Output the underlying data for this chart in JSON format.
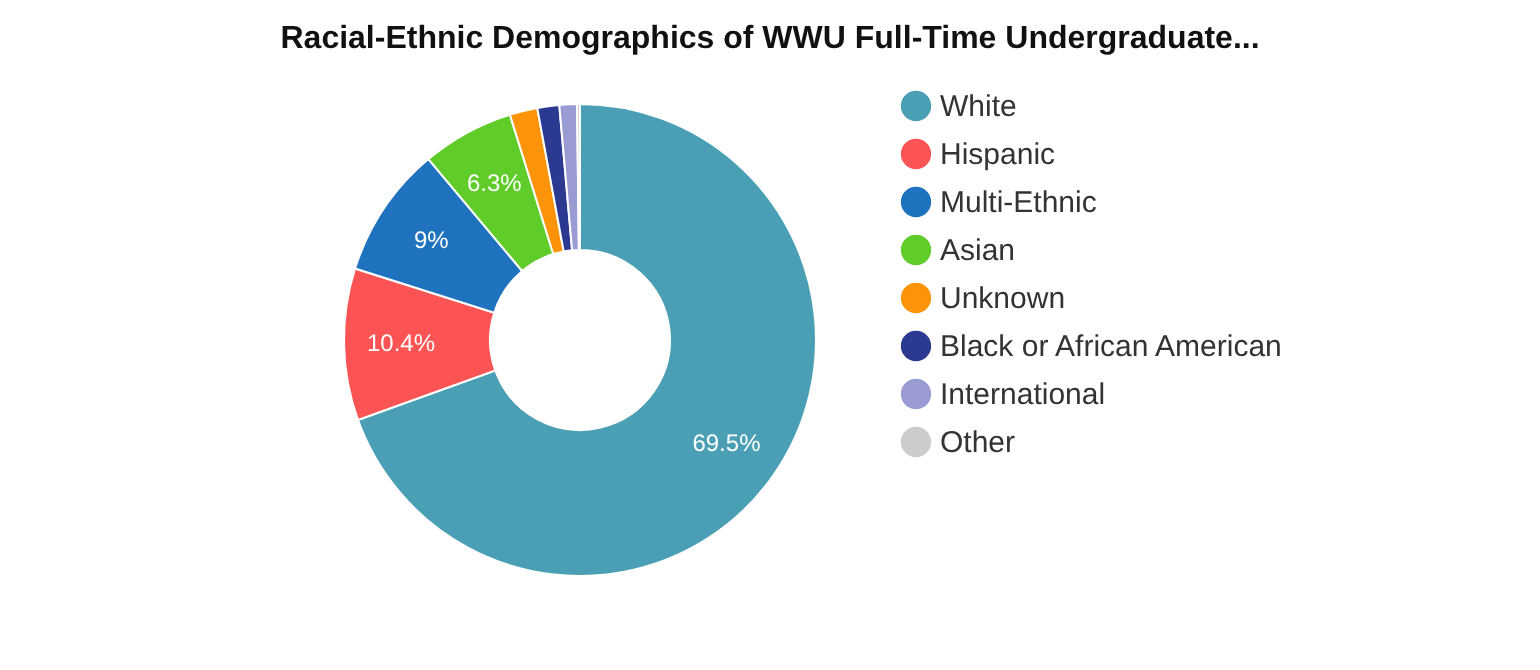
{
  "chart_data": {
    "type": "donut",
    "title": "Racial-Ethnic Demographics of WWU Full-Time Undergraduate...",
    "categories": [
      "White",
      "Hispanic",
      "Multi-Ethnic",
      "Asian",
      "Unknown",
      "Black or African American",
      "International",
      "Other"
    ],
    "values": [
      69.5,
      10.4,
      9,
      6.3,
      1.9,
      1.5,
      1.2,
      0.2
    ],
    "colors": [
      "#4a9fb5",
      "#fc5355",
      "#1f72bd",
      "#5fcc2a",
      "#fd9308",
      "#2b3990",
      "#9b9bd3",
      "#cccccc"
    ],
    "value_labels": [
      "69.5%",
      "10.4%",
      "9%",
      "6.3%",
      null,
      null,
      null,
      null
    ],
    "legend": "right"
  }
}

***

Objective: Print each record exactly as it stands, leaving the images out.

Task response:
Output the underlying data for this chart in JSON format.
{
  "chart_data": {
    "type": "donut",
    "title": "Racial-Ethnic Demographics of WWU Full-Time Undergraduate...",
    "categories": [
      "White",
      "Hispanic",
      "Multi-Ethnic",
      "Asian",
      "Unknown",
      "Black or African American",
      "International",
      "Other"
    ],
    "values": [
      69.5,
      10.4,
      9,
      6.3,
      1.9,
      1.5,
      1.2,
      0.2
    ],
    "colors": [
      "#4a9fb5",
      "#fc5355",
      "#1f72bd",
      "#5fcc2a",
      "#fd9308",
      "#2b3990",
      "#9b9bd3",
      "#cccccc"
    ],
    "value_labels": [
      "69.5%",
      "10.4%",
      "9%",
      "6.3%",
      null,
      null,
      null,
      null
    ],
    "legend": "right"
  }
}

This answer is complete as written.